Aim: In your copy, leave out the pictures and repeat the entries below exactly.

(Stored data)
——
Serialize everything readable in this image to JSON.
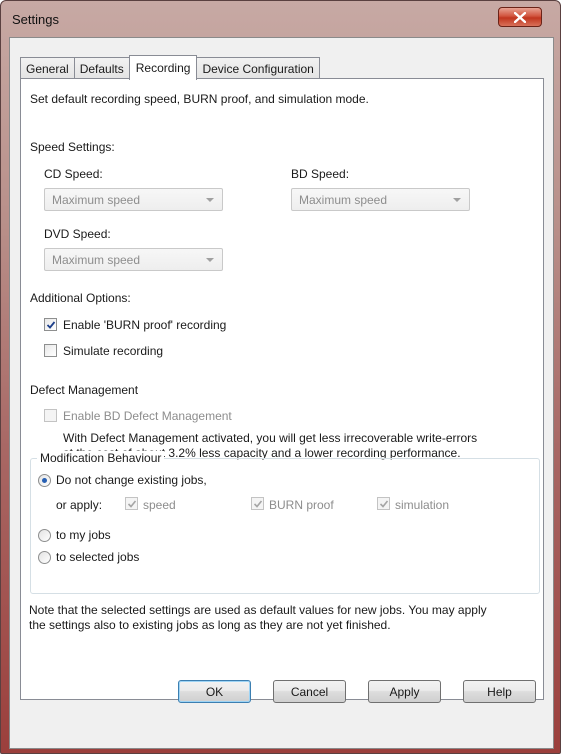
{
  "window": {
    "title": "Settings"
  },
  "tabs": [
    {
      "label": "General"
    },
    {
      "label": "Defaults"
    },
    {
      "label": "Recording"
    },
    {
      "label": "Device Configuration"
    }
  ],
  "active_tab": "Recording",
  "description": "Set default recording speed, BURN proof, and simulation mode.",
  "speed": {
    "heading": "Speed Settings:",
    "cd_label": "CD Speed:",
    "cd_value": "Maximum speed",
    "bd_label": "BD Speed:",
    "bd_value": "Maximum speed",
    "dvd_label": "DVD Speed:",
    "dvd_value": "Maximum speed"
  },
  "additional": {
    "heading": "Additional Options:",
    "burn_proof_label": "Enable 'BURN proof' recording",
    "burn_proof_checked": true,
    "simulate_label": "Simulate recording",
    "simulate_checked": false
  },
  "defect": {
    "heading": "Defect Management",
    "enable_label": "Enable BD Defect Management",
    "enable_checked": false,
    "note_line1": "With Defect Management activated, you will get less irrecoverable write-errors",
    "note_line2": "at the cost of about 3.2% less capacity and a lower recording performance."
  },
  "modification": {
    "heading": "Modification Behaviour",
    "option_none": "Do not change existing jobs,",
    "or_apply": "or apply:",
    "apply_speed": "speed",
    "apply_burn": "BURN proof",
    "apply_sim": "simulation",
    "option_my_jobs": "to my jobs",
    "option_selected": "to selected jobs",
    "selected": "Do not change existing jobs,"
  },
  "footer_note": {
    "line1": "Note that the selected settings are used as default values for new jobs. You may apply",
    "line2": "the settings also to existing jobs as long as they are not yet finished."
  },
  "buttons": {
    "ok": "OK",
    "cancel": "Cancel",
    "apply": "Apply",
    "help": "Help"
  }
}
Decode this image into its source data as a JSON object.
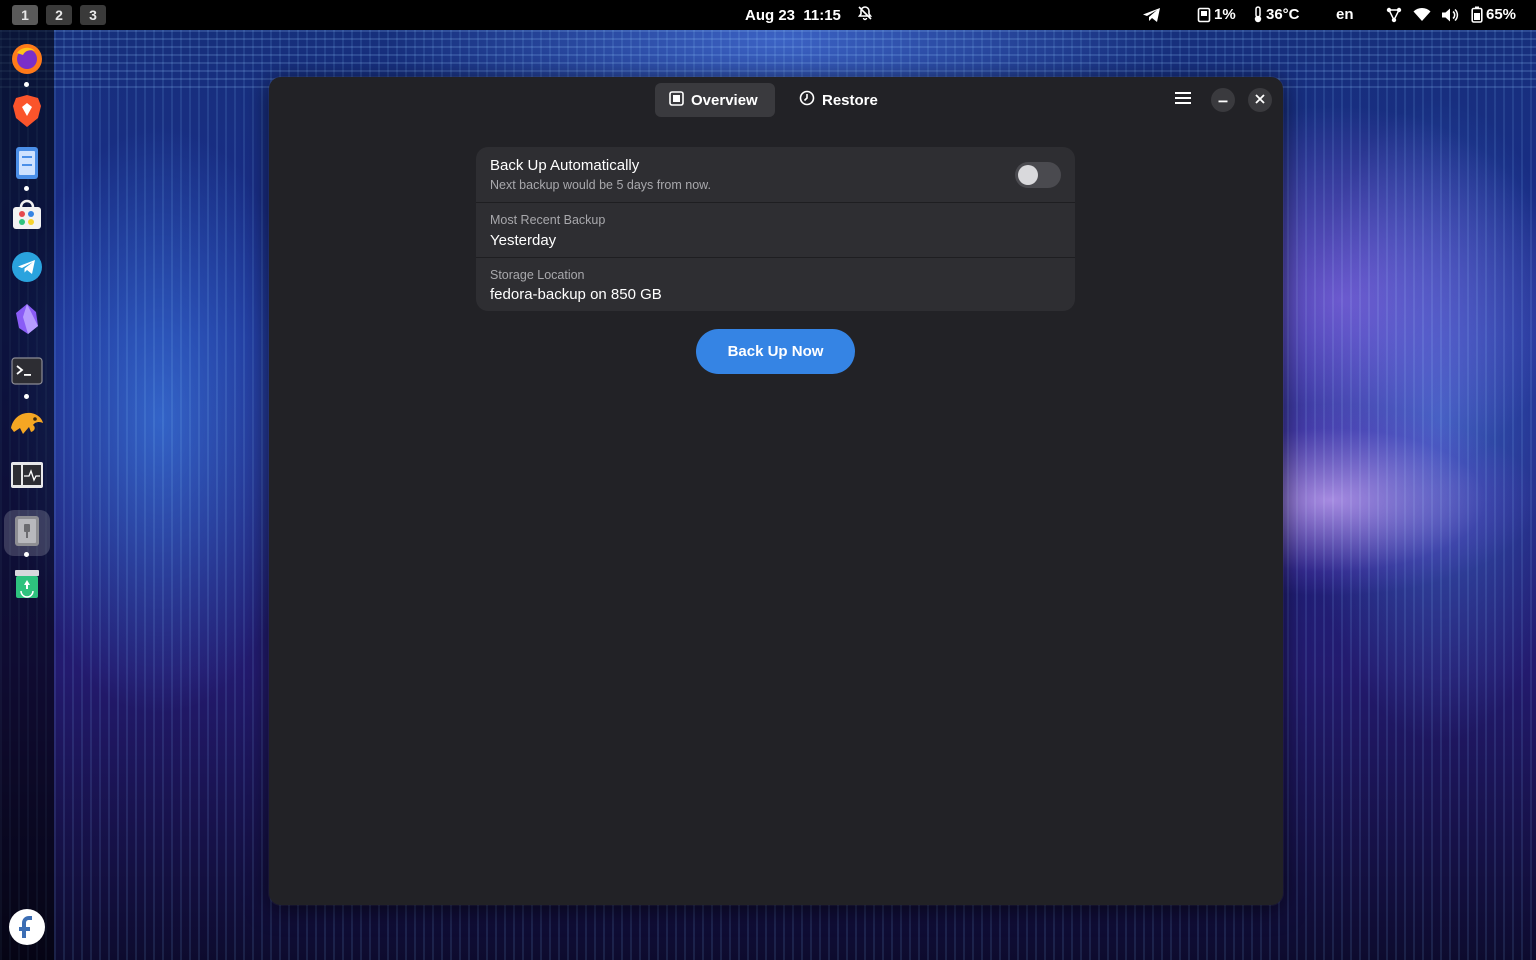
——
Worked answer:
Serialize everything readable in this image to JSON.
{
  "window": {
    "title": "Settings"
  },
  "tabs": [
    {
      "label": "General"
    },
    {
      "label": "Defaults"
    },
    {
      "label": "Recording"
    },
    {
      "label": "Device Configuration"
    }
  ],
  "active_tab": "Recording",
  "description": "Set default recording speed, BURN proof, and simulation mode.",
  "speed": {
    "heading": "Speed Settings:",
    "cd_label": "CD Speed:",
    "cd_value": "Maximum speed",
    "bd_label": "BD Speed:",
    "bd_value": "Maximum speed",
    "dvd_label": "DVD Speed:",
    "dvd_value": "Maximum speed"
  },
  "additional": {
    "heading": "Additional Options:",
    "burn_proof_label": "Enable 'BURN proof' recording",
    "burn_proof_checked": true,
    "simulate_label": "Simulate recording",
    "simulate_checked": false
  },
  "defect": {
    "heading": "Defect Management",
    "enable_label": "Enable BD Defect Management",
    "enable_checked": false,
    "note_line1": "With Defect Management activated, you will get less irrecoverable write-errors",
    "note_line2": "at the cost of about 3.2% less capacity and a lower recording performance."
  },
  "modification": {
    "heading": "Modification Behaviour",
    "option_none": "Do not change existing jobs,",
    "or_apply": "or apply:",
    "apply_speed": "speed",
    "apply_burn": "BURN proof",
    "apply_sim": "simulation",
    "option_my_jobs": "to my jobs",
    "option_selected": "to selected jobs",
    "selected": "Do not change existing jobs,"
  },
  "footer_note": {
    "line1": "Note that the selected settings are used as default values for new jobs. You may apply",
    "line2": "the settings also to existing jobs as long as they are not yet finished."
  },
  "buttons": {
    "ok": "OK",
    "cancel": "Cancel",
    "apply": "Apply",
    "help": "Help"
  }
}
Decode this image into its source data as a JSON object.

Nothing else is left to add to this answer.